───── Input for this task ─────

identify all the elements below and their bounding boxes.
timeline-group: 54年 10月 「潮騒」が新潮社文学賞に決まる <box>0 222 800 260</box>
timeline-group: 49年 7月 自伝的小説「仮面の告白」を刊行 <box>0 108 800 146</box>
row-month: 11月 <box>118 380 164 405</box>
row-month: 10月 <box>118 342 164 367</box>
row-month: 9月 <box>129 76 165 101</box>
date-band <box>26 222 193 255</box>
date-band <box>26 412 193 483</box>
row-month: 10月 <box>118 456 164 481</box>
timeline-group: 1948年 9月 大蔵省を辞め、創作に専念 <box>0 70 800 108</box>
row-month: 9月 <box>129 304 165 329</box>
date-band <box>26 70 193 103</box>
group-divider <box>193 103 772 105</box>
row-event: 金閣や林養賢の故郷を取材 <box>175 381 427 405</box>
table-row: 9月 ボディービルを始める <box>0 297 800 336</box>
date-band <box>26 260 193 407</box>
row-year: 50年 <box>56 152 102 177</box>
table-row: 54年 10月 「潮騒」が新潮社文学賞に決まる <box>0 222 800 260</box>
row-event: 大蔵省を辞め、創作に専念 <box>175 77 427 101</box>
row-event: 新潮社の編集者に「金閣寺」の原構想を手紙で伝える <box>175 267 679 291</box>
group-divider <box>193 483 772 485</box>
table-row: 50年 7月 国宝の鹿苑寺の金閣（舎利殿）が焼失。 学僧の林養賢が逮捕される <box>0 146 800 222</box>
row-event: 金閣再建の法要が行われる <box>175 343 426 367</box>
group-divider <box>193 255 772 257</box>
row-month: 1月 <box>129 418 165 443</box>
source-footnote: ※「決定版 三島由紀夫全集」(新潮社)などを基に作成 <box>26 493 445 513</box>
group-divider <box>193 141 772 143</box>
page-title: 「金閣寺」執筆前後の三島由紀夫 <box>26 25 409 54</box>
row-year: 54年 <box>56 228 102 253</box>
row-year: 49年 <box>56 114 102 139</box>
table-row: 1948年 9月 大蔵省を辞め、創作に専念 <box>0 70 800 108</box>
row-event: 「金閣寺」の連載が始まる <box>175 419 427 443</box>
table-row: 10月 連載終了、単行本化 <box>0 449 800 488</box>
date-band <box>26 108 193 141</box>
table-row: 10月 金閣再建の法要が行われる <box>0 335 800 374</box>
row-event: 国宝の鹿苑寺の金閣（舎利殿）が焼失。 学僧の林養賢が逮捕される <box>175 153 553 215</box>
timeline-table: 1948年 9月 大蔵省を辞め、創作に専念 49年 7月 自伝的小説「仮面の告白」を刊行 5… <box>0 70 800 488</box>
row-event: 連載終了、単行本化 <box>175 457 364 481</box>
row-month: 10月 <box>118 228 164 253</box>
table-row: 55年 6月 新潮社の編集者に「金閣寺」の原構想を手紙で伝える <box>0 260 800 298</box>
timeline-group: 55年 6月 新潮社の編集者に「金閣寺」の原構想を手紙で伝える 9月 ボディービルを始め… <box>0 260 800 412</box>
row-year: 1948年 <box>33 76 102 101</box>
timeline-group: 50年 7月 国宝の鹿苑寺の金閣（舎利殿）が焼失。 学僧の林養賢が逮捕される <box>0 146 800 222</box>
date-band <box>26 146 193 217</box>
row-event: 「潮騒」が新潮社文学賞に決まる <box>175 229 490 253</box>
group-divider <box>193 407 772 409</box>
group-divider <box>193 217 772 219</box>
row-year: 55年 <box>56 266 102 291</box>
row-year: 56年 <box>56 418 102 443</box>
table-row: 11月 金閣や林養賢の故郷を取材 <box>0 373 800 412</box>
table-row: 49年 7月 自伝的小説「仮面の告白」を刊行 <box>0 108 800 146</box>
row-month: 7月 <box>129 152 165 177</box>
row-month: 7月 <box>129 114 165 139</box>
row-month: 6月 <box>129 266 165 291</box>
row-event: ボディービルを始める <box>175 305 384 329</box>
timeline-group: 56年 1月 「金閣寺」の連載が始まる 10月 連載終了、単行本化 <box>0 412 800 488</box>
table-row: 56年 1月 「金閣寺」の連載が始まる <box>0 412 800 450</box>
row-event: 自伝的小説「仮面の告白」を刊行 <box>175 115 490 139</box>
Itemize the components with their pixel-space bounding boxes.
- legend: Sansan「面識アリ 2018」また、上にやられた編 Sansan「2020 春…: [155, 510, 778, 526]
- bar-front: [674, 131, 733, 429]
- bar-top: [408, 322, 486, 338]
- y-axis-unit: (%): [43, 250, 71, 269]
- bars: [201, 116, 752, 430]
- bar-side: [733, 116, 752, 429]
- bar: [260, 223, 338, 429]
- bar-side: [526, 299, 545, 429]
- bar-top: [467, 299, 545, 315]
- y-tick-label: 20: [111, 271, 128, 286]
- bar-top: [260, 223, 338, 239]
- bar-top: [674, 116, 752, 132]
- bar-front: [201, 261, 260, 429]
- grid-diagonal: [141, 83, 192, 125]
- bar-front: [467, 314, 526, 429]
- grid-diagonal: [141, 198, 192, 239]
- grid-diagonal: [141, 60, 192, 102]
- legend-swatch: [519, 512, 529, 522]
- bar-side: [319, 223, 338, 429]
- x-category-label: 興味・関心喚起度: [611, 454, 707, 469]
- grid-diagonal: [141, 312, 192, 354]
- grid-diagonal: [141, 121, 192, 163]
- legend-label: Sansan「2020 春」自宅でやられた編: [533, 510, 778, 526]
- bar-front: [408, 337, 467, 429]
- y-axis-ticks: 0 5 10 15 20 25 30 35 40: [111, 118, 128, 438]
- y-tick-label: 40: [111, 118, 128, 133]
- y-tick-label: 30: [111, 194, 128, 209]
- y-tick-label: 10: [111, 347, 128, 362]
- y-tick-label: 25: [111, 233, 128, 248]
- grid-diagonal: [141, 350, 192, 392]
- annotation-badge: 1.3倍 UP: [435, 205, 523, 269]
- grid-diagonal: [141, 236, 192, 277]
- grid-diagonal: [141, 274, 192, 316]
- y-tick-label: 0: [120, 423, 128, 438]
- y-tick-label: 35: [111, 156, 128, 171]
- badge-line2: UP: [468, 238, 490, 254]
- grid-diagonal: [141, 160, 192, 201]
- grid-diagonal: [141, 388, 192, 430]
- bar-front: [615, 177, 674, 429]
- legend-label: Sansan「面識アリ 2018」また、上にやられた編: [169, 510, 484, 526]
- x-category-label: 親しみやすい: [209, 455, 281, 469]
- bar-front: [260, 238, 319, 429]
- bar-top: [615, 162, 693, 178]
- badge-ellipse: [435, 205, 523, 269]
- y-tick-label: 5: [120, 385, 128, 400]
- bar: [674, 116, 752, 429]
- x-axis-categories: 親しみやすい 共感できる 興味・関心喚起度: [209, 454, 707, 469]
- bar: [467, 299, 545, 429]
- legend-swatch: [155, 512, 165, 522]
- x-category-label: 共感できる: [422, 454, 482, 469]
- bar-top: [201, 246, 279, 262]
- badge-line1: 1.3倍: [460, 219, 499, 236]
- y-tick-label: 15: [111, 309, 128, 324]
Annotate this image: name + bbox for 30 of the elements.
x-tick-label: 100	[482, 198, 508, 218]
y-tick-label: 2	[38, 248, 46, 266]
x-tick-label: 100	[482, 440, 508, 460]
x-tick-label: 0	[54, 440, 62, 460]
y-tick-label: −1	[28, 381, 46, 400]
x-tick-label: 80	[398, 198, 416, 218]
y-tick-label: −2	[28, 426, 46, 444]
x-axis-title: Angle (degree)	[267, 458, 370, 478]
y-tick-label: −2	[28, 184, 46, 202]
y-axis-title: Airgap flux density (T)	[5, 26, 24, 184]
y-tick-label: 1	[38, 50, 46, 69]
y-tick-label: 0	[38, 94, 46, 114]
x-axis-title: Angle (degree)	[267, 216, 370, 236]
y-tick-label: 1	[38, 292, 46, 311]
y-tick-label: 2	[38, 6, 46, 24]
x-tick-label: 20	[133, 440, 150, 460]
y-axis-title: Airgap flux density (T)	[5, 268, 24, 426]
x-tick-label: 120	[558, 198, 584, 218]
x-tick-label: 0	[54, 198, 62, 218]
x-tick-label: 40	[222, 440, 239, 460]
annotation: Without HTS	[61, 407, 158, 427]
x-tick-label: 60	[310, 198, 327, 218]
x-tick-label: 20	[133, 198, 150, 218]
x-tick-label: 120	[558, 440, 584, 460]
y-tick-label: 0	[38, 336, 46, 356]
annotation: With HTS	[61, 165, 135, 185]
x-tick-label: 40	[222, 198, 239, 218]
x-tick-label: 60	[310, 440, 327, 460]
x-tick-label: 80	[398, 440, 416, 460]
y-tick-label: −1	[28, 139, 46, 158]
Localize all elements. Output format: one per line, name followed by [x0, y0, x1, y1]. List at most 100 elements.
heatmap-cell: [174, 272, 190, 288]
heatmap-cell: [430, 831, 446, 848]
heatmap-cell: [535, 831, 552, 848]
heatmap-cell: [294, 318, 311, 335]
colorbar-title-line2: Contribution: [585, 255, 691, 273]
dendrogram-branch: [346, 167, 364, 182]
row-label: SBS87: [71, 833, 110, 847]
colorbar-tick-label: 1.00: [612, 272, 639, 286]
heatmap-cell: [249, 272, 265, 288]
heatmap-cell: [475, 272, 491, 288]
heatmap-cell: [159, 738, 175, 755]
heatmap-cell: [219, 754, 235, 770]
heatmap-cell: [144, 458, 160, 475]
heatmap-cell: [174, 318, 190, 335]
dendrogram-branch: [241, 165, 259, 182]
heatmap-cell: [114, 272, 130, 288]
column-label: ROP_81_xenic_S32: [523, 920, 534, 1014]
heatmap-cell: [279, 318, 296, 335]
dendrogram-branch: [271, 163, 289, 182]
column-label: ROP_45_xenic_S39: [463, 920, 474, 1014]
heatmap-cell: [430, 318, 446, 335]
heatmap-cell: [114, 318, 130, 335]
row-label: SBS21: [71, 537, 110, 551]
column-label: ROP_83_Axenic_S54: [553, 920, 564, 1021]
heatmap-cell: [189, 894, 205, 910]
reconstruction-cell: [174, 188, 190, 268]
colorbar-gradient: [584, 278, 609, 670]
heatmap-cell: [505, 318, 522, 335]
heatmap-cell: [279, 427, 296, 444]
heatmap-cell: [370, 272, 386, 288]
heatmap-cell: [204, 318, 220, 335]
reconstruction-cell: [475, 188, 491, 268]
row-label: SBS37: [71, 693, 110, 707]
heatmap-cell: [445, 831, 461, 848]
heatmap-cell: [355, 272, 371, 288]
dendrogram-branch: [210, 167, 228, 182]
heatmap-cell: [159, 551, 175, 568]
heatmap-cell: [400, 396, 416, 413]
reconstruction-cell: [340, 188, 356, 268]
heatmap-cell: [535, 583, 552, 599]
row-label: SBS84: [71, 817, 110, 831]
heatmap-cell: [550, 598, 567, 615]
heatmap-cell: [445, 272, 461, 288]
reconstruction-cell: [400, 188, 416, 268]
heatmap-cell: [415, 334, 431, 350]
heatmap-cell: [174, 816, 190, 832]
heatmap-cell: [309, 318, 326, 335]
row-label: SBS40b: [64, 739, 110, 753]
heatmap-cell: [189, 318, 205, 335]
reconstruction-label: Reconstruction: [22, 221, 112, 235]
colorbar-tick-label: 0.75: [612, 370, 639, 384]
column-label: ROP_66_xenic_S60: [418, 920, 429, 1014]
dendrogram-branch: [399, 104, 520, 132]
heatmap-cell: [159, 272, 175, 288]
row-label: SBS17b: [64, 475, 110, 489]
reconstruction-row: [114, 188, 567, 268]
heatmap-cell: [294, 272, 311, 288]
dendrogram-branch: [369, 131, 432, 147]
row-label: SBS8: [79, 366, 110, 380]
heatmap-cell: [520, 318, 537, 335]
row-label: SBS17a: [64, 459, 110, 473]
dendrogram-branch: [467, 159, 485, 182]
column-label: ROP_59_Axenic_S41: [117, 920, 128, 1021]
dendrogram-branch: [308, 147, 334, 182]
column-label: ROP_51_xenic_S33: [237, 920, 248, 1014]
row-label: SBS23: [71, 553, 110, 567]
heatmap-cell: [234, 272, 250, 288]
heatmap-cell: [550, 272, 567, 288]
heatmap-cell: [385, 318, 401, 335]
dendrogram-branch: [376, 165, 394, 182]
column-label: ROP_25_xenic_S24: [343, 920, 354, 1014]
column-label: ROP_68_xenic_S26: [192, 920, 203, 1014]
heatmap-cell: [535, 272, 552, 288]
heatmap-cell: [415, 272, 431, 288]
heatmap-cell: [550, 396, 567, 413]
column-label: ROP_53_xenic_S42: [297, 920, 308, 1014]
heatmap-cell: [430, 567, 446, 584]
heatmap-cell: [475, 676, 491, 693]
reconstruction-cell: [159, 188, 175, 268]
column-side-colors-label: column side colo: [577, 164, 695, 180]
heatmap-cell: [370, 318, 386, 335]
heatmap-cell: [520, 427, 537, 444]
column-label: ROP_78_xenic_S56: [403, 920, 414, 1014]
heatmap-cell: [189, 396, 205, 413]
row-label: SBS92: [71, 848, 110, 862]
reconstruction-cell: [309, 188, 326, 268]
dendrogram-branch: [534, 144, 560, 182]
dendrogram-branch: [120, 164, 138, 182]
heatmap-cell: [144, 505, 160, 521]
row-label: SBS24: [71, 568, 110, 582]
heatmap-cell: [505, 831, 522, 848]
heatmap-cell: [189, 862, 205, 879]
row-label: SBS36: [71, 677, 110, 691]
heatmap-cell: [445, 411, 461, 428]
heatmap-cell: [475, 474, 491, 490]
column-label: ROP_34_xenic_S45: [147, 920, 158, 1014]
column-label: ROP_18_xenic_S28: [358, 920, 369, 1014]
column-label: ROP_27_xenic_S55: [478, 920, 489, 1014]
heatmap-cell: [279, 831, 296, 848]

─────

Can you express the lines of the entries above, from the first line through the line holding "timeline-group: 1948年 9月" inclusive, as a Markdown table with the columns Row and Line? Number each line in Row, and leave out blank lines.

| Row | Line |
|---|---|
| 1 | identify all the elements below and their bounding boxes. |
| 2 | timeline-group: 54年 10月 「潮騒」が新潮社文学賞に決まる <box>0 222 800 260</box> |
| 3 | timeline-group: 49年 7月 自伝的小説「仮面の告白」を刊行 <box>0 108 800 146</box> |
| 4 | row-month: 11月 <box>118 380 164 405</box> |
| 5 | row-month: 10月 <box>118 342 164 367</box> |
| 6 | row-month: 9月 <box>129 76 165 101</box> |
| 7 | date-band <box>26 222 193 255</box> |
| 8 | date-band <box>26 412 193 483</box> |
| 9 | row-month: 10月 <box>118 456 164 481</box> |
| 10 | timeline-group: 1948年 9月 大蔵省を辞め、創作に専念 <box>0 70 800 108</box> |